>> Begin
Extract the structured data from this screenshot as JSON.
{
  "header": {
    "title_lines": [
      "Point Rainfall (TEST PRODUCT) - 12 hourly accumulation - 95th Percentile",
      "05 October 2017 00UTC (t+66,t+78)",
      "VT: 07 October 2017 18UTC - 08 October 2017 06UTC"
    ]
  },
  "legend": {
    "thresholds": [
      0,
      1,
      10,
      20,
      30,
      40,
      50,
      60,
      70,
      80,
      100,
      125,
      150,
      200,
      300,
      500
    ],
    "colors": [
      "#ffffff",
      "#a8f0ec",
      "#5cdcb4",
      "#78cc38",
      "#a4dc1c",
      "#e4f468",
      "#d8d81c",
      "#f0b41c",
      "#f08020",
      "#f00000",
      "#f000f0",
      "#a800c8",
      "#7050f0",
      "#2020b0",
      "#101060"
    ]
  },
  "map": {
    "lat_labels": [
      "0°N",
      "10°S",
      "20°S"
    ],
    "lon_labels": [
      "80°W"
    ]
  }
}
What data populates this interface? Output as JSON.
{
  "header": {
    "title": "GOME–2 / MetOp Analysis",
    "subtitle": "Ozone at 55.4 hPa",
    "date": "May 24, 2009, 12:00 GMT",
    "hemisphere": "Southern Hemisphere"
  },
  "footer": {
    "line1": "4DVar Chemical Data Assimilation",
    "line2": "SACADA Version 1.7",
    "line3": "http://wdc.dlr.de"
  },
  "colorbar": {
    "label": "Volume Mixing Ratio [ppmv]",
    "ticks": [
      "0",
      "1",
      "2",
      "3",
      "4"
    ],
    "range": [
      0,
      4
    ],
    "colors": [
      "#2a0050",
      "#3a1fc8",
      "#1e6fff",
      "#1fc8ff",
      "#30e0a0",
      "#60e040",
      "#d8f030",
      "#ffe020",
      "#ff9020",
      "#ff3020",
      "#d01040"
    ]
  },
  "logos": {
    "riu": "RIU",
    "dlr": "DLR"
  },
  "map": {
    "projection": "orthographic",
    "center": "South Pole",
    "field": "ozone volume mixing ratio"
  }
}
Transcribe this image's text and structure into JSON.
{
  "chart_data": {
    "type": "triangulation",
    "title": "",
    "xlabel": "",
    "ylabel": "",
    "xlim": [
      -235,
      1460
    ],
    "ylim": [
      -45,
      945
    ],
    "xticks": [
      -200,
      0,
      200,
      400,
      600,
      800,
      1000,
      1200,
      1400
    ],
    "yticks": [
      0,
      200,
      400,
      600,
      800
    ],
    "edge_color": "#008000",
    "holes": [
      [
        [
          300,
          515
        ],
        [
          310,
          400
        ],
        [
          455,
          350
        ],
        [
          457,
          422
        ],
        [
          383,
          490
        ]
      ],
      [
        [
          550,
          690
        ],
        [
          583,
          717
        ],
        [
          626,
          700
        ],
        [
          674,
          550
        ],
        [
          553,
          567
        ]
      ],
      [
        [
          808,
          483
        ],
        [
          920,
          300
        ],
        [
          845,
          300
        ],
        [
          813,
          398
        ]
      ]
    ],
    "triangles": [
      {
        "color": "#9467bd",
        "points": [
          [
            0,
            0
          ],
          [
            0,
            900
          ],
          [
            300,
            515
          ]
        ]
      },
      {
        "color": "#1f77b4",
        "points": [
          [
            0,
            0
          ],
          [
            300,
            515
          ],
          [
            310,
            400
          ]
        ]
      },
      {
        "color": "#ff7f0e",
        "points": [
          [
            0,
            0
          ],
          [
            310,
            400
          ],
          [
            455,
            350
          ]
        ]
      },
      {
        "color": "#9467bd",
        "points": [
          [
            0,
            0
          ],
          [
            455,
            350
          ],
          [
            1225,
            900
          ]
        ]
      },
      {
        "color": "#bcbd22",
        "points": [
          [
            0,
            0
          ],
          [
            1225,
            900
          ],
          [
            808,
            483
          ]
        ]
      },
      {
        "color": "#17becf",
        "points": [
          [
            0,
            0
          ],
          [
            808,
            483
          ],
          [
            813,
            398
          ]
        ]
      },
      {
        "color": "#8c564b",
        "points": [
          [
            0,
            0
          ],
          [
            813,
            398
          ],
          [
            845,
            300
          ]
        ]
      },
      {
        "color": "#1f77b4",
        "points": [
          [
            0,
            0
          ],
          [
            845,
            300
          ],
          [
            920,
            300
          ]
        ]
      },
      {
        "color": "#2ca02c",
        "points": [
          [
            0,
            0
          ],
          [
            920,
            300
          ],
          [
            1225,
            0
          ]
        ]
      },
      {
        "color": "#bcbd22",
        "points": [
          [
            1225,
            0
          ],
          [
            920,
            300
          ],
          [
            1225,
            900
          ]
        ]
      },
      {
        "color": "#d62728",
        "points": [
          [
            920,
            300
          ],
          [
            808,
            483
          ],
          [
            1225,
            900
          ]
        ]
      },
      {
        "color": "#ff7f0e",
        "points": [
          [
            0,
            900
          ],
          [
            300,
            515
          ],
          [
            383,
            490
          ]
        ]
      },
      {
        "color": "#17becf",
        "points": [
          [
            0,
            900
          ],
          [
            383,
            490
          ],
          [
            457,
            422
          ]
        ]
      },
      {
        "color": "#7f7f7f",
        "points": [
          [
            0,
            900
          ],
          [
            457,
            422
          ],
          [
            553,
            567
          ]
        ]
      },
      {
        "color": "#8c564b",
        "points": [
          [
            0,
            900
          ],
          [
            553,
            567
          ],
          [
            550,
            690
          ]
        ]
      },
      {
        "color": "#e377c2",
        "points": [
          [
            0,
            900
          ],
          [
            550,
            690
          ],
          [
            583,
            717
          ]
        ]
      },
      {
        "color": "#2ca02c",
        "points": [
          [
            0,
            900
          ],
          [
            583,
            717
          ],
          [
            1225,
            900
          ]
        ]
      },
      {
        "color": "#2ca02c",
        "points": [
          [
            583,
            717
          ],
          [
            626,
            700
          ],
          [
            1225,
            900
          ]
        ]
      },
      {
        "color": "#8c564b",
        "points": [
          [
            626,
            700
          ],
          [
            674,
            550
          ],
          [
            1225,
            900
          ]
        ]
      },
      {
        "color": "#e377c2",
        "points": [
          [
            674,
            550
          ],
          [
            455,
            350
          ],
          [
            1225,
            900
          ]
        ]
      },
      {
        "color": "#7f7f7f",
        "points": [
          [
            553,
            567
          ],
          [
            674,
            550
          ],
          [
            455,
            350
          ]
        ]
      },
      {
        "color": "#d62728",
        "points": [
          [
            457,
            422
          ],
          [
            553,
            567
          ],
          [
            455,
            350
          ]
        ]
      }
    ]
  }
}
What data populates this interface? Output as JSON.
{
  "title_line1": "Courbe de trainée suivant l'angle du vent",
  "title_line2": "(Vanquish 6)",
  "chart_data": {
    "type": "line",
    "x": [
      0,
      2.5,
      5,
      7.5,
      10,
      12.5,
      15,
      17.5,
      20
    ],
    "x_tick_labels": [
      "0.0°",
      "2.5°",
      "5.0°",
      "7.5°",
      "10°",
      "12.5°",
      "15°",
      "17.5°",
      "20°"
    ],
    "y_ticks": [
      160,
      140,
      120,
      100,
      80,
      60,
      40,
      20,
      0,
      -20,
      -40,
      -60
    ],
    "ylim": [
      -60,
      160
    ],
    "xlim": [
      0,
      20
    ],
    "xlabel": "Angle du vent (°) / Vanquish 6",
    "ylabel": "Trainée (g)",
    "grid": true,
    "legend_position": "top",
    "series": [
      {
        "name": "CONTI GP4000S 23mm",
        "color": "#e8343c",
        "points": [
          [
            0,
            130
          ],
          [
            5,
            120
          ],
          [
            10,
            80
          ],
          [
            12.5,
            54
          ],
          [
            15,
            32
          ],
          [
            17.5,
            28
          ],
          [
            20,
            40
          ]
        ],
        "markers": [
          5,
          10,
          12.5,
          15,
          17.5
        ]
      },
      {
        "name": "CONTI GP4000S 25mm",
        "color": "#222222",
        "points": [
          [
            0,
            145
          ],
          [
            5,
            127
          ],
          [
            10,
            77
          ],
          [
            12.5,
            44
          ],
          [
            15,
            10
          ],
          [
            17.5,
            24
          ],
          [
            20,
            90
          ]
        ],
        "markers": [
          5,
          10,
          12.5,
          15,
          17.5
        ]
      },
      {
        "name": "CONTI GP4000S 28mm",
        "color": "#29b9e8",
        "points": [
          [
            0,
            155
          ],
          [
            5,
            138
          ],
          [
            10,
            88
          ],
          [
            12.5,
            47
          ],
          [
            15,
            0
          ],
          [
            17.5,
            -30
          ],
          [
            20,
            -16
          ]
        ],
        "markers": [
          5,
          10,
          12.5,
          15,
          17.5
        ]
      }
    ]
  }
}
>> End
Exercise brief -
Search the records for the word "vent". Copy every line that has it.

Worked answer -
  "title_line1": "Courbe de trainée suivant l'angle du vent",
    "xlabel": "Angle du vent (°) / Vanquish 6",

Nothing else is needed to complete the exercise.